[AIM] Look through the data below and say how many of its lines contain "working", adding nothing else.

---*---

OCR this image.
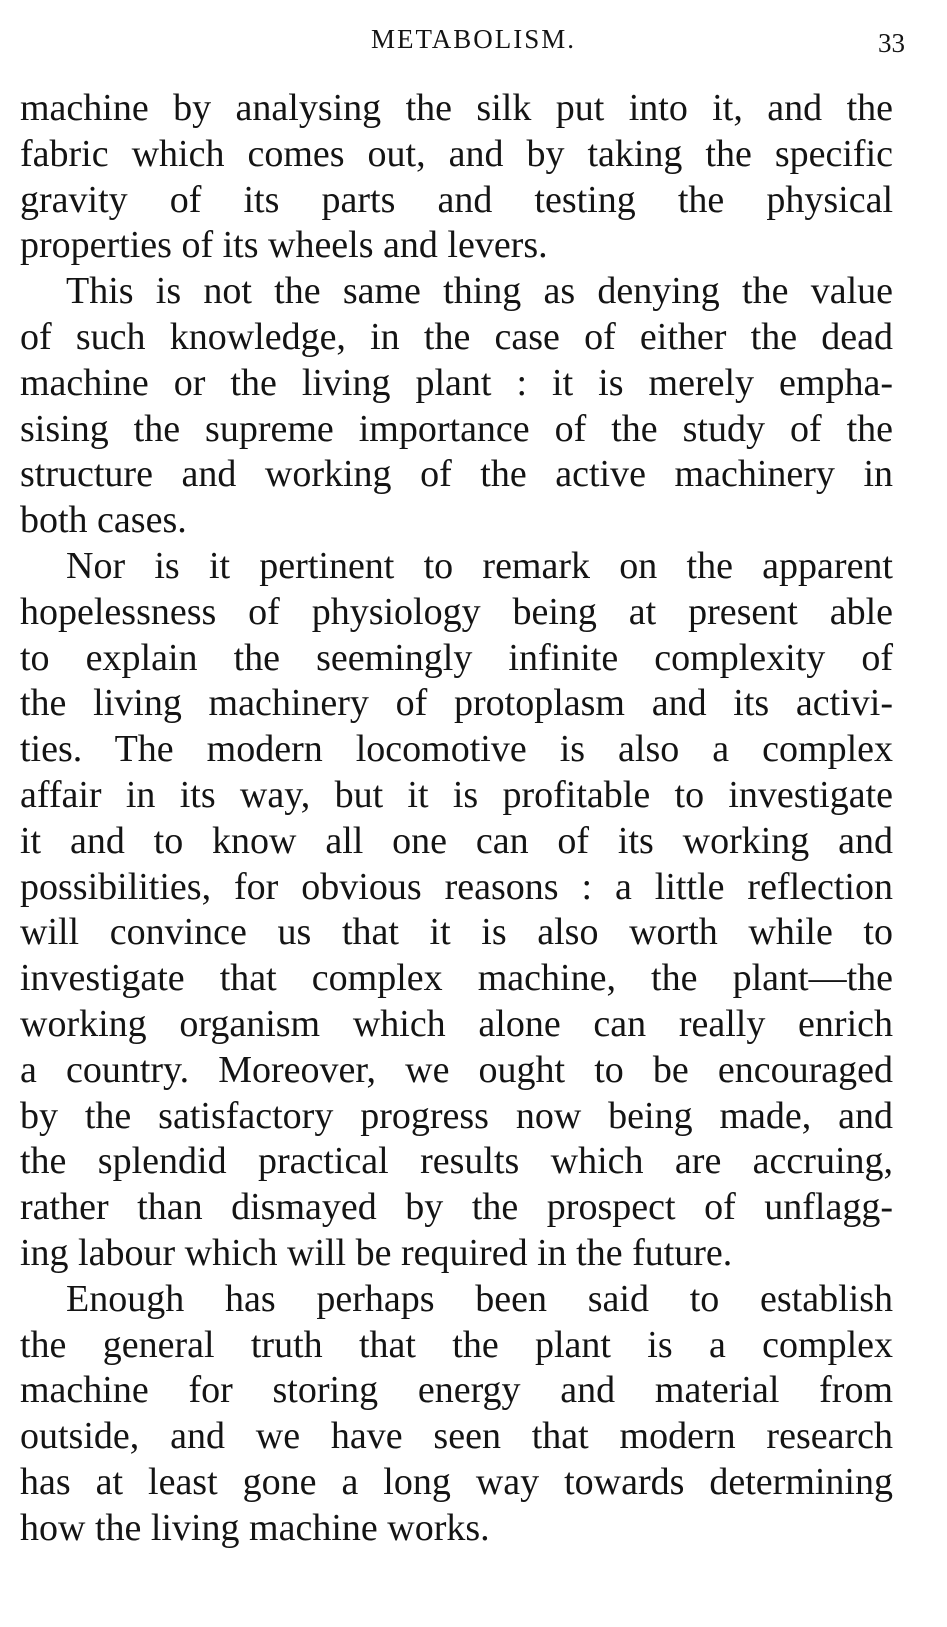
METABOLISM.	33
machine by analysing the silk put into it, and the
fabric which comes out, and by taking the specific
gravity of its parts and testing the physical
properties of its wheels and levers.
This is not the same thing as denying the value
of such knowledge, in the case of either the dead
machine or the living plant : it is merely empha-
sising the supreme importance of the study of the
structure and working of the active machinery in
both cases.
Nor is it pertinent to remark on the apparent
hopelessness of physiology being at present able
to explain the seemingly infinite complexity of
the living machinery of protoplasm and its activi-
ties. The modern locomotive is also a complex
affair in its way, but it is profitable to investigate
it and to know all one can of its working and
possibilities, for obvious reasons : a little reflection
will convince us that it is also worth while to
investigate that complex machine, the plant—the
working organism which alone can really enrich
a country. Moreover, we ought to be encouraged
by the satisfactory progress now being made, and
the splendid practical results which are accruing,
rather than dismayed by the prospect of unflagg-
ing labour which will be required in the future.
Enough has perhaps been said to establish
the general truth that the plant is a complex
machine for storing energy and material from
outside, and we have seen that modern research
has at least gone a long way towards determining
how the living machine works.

---*---

[CORRECT ANSWER] 3